EXERCISE INSTRUCTIONS =
- a) Repeat the stretch of the article about Nick Dritsas from "When Dritsas was" through "guidance he provided.", word for word.
- b) In the article about Nick Dritsas, which team does Meridian face in its Class 1A State Playoff opening-round game?

TEXT SHOWN =

+ + +

But while Dritsas adapted to the change in scenery, he began establishing himself both a reputation on the football field and a home at Meridian High School.
He is the heart and soul for us on both sides of the ball. He’s just a great kid and a great football player.
Meridian coach Bob Ames
Transitioning from a large school to a more intimate setting has allowed Dritsas to flourish, especially on the gridiron.
“I mean, the biggest change is I know everybody,” he said. “I have been more social and been more involved with people. My freshman year and in middle school, there were people I never saw. I felt like I was in the shadows, but at Meridian I feel like I know everyone and everyone’s story.”
And Dritsas has been central to the success of Meridian’s 2015 somewhat roller coaster saga.
What started with an airing out of grievances leading to a forfeited Week 2 game, has led to the Trojans winning six of their last eight, setting Meridian (6-4) up with a Class 1A State Playoff opening-round game against undefeated Hoquiam (9-0) at 4 p.m. Saturday, Nov. 14, at Stewert Field in Aberdeen.
1,569 Total yards, 887 rushing and 682 receiving, gained by Meridian’s Nick Dritsas this season.
Dritsas, using great vision, quickness and speed, has tormented opposing defense’s this fall lining up in the backfield as well as split outside. He ranks fifth among Northwest Conference running backs with 887 rushing yards and 12 touchdowns on 149 carries, and he ranks fourth among receivers with 682 yards and 10 TDs on 37 receptions.
“He is the heart and soul for us on both sides of the ball,” coach Bob Ames said in a phone interview. “He’s just a great kid and a great football player,”
But Dritsas prefers shielding the limelight.
“I mean, I’d rather think of myself as a leg or an arm or something,” Dritsas said, “not the heart. ... I mean, I’ve had good games and bad games. It takes the whole team, obviously, to get places where we want to be and win games.”
Dritsas has played tremendous all season at safety, too, shutting down teams’ outside run game while dependably patrolling the secondary, but his offensive work is most visible.
He’s improved steadily since his sophomore year, and it was that season he found two inspiring teammates who helped his play and credibility.
When Dritsas was a sophomore, former Meridian standout Letrez Jones was running wild through defenses on his way to a 1,925-yard, 29-TD season. He offered an ideal role model for Dritsas to emulate.
“When I came to Meridian I saw Letrez and how successful he was, and that made me want to be the best that I can be,” Dritsas said. “I think when I hit sophomore year, I focused a lot more on being the teammate that I knew I could be and try to be the best anyone could expect out of me.”
Dritsas also credited fellow senior Marcus McGuinn for guidance he provided.
“I should give a shout out to Marcus for being the first guy to defend me on the football team and getting me started,” Dritsas said. “I was quiet, and he was one of the ones to come up to me and start to put effort into making me feel comfortable, and I appreciated that.”
Now just about everyone knows Dritsas, especially what he can do with a football in his hands.

+ + +

INFORMATION SHOWN =

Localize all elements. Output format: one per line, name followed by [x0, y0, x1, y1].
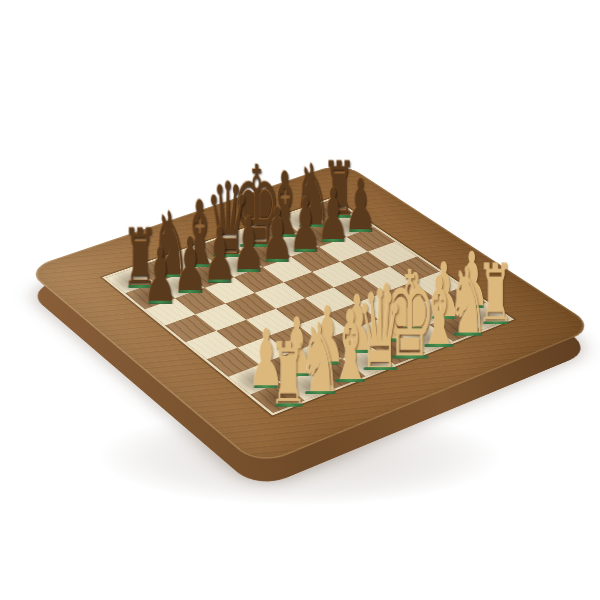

+ + +

RESPONSES TO THE TASKS =
- a)
When Dritsas was a sophomore, former Meridian standout Letrez Jones was running wild through defenses on his way to a 1,925-yard, 29-TD season. He offered an ideal role model for Dritsas to emulate.
“When I came to Meridian I saw Letrez and how successful he was, and that made me want to be the best that I can be,” Dritsas said. “I think when I hit sophomore year, I focused a lot more on being the teammate that I knew I could be and try to be the best anyone could expect out of me.”
Dritsas also credited fellow senior Marcus McGuinn for guidance he provided.

- b) Undefeated Hoquiam (9-0).